Requirement: Take all the material and copy it exactly.

(Extracts from a graphics dataset)
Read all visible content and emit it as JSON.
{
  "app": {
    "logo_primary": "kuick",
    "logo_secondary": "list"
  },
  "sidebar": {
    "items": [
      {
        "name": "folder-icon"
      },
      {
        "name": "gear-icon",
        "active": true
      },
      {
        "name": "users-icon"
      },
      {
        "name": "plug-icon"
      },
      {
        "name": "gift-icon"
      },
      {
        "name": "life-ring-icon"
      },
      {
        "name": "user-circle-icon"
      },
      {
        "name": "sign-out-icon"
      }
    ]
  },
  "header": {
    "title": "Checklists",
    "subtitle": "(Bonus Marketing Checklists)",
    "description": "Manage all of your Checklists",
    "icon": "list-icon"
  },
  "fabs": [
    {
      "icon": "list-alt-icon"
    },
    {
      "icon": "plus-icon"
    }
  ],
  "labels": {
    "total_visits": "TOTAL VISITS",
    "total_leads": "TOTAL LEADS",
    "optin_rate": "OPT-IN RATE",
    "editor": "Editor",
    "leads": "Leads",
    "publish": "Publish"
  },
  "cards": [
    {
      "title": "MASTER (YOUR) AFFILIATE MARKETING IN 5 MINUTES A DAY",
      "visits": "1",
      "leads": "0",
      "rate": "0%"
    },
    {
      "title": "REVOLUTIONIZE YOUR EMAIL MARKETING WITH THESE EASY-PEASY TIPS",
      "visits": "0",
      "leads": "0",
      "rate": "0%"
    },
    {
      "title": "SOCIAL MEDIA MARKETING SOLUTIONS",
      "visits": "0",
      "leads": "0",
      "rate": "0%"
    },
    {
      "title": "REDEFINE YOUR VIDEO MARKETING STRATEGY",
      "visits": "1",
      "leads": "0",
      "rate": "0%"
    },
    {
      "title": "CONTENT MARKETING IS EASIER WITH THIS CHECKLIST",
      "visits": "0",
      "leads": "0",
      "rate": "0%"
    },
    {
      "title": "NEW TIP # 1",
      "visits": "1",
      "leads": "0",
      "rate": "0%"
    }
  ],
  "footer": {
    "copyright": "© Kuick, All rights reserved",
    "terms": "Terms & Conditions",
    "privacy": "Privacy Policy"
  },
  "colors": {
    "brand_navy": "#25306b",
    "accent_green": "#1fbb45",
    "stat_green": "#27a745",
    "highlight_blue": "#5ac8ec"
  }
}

The completed task:
Read all visible content and emit it as JSON.
{
  "app": {
    "logo_primary": "kuick",
    "logo_secondary": "list"
  },
  "sidebar": {
    "items": [
      {
        "name": "folder-icon"
      },
      {
        "name": "gear-icon",
        "active": true
      },
      {
        "name": "users-icon"
      },
      {
        "name": "plug-icon"
      },
      {
        "name": "gift-icon"
      },
      {
        "name": "life-ring-icon"
      },
      {
        "name": "user-circle-icon"
      },
      {
        "name": "sign-out-icon"
      }
    ]
  },
  "header": {
    "title": "Checklists",
    "subtitle": "(Bonus Marketing Checklists)",
    "description": "Manage all of your Checklists",
    "icon": "list-icon"
  },
  "fabs": [
    {
      "icon": "list-alt-icon"
    },
    {
      "icon": "plus-icon"
    }
  ],
  "labels": {
    "total_visits": "TOTAL VISITS",
    "total_leads": "TOTAL LEADS",
    "optin_rate": "OPT-IN RATE",
    "editor": "Editor",
    "leads": "Leads",
    "publish": "Publish"
  },
  "cards": [
    {
      "title": "MASTER (YOUR) AFFILIATE MARKETING IN 5 MINUTES A DAY",
      "visits": "1",
      "leads": "0",
      "rate": "0%"
    },
    {
      "title": "REVOLUTIONIZE YOUR EMAIL MARKETING WITH THESE EASY-PEASY TIPS",
      "visits": "0",
      "leads": "0",
      "rate": "0%"
    },
    {
      "title": "SOCIAL MEDIA MARKETING SOLUTIONS",
      "visits": "0",
      "leads": "0",
      "rate": "0%"
    },
    {
      "title": "REDEFINE YOUR VIDEO MARKETING STRATEGY",
      "visits": "1",
      "leads": "0",
      "rate": "0%"
    },
    {
      "title": "CONTENT MARKETING IS EASIER WITH THIS CHECKLIST",
      "visits": "0",
      "leads": "0",
      "rate": "0%"
    },
    {
      "title": "NEW TIP # 1",
      "visits": "1",
      "leads": "0",
      "rate": "0%"
    }
  ],
  "footer": {
    "copyright": "© Kuick, All rights reserved",
    "terms": "Terms & Conditions",
    "privacy": "Privacy Policy"
  },
  "colors": {
    "brand_navy": "#25306b",
    "accent_green": "#1fbb45",
    "stat_green": "#27a745",
    "highlight_blue": "#5ac8ec"
  }
}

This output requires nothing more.